(Extracted data entries)
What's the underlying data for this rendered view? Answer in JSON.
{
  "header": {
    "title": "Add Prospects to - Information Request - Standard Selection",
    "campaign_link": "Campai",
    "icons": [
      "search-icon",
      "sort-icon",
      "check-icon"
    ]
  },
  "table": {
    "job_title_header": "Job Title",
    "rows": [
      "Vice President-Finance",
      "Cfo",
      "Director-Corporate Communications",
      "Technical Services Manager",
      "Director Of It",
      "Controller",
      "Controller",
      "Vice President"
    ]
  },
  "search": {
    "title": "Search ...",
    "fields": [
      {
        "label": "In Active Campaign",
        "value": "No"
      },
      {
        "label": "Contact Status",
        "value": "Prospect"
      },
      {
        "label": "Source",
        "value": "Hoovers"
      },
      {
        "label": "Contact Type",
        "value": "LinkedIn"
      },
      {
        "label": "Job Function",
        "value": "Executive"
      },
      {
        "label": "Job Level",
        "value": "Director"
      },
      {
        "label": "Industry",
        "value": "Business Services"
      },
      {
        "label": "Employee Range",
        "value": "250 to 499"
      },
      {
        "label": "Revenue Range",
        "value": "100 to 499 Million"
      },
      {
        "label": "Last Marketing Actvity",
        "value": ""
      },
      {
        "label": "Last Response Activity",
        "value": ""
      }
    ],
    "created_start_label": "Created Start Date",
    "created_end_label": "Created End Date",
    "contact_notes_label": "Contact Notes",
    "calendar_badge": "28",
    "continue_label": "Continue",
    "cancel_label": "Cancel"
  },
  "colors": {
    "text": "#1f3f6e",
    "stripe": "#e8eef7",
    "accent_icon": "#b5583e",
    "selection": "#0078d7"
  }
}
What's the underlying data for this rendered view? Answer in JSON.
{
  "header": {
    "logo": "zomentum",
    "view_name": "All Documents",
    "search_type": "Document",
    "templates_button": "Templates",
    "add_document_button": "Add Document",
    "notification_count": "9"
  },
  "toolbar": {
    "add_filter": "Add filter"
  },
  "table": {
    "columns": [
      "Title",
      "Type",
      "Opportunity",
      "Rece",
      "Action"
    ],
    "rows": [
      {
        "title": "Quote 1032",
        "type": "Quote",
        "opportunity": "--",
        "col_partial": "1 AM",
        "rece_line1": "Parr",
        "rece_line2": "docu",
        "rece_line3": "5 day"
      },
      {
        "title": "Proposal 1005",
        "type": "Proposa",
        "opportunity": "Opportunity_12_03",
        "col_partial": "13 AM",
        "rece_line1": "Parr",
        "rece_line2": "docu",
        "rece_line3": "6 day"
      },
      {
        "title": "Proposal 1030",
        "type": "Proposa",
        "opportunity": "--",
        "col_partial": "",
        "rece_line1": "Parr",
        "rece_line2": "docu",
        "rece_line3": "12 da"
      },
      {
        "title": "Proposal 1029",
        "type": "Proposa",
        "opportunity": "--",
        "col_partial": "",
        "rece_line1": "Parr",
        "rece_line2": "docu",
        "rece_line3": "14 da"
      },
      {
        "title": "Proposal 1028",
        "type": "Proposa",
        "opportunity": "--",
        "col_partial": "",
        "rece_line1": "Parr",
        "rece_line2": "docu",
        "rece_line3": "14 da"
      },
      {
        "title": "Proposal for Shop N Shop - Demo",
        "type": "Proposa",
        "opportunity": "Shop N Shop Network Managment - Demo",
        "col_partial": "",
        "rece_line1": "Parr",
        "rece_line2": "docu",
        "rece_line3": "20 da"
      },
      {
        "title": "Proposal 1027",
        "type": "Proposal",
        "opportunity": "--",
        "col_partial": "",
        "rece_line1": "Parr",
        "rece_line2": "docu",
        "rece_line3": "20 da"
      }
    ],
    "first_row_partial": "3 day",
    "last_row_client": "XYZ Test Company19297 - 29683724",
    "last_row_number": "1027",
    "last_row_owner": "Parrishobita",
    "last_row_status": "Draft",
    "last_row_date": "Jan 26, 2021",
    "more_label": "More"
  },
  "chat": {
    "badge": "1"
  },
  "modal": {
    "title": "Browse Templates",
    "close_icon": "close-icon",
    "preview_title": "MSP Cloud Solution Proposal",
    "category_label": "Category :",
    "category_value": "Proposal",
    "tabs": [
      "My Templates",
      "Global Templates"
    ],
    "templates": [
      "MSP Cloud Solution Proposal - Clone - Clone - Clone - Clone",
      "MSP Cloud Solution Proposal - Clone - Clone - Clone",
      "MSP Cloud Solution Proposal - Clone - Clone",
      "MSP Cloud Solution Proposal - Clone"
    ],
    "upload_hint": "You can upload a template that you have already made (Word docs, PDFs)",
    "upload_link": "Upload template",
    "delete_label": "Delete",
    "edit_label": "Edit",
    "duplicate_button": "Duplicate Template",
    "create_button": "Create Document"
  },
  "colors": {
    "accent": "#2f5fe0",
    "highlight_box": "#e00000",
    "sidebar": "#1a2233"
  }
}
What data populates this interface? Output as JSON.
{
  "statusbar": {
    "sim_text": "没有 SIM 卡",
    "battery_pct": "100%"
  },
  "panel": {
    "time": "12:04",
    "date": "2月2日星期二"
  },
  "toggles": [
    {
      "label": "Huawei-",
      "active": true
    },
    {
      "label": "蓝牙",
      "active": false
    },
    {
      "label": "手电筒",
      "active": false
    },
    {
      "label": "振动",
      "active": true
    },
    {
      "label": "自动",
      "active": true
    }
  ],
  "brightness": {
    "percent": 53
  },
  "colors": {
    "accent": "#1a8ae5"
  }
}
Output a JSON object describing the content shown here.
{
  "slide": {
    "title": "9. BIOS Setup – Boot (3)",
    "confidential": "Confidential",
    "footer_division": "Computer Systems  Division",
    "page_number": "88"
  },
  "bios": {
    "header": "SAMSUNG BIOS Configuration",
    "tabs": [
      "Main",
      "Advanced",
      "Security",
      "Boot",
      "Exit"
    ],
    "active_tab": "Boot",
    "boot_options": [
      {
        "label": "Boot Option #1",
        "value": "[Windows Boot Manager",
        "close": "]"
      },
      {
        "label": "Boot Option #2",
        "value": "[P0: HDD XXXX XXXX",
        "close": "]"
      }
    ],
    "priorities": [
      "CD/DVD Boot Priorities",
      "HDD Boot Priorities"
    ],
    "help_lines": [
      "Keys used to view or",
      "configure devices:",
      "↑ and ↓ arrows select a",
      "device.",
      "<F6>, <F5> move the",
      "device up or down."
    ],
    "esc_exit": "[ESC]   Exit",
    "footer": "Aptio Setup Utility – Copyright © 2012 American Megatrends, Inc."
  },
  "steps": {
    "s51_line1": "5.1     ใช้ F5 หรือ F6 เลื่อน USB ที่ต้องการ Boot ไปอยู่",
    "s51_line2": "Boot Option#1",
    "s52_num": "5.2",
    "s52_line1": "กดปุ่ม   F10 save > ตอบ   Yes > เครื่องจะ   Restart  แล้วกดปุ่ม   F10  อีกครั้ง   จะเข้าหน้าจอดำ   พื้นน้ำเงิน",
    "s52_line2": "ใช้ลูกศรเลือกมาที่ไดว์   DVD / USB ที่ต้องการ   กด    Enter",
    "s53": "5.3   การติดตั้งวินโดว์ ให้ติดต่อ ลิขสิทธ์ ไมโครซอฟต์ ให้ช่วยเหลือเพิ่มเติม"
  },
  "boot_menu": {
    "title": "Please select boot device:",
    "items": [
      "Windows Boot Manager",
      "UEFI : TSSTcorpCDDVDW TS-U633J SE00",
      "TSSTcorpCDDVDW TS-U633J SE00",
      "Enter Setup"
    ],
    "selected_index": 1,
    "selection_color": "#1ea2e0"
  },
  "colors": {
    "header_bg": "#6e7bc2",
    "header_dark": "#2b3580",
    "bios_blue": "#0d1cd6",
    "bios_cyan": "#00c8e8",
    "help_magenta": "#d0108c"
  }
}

__REQUIRED TASK__
Filter the listing above for the string "Clone" and copy every matching line.

__SOLUTION FOR THIS PROBLEM__
      "MSP Cloud Solution Proposal - Clone - Clone - Clone - Clone",
      "MSP Cloud Solution Proposal - Clone - Clone - Clone",
      "MSP Cloud Solution Proposal - Clone - Clone",
      "MSP Cloud Solution Proposal - Clone"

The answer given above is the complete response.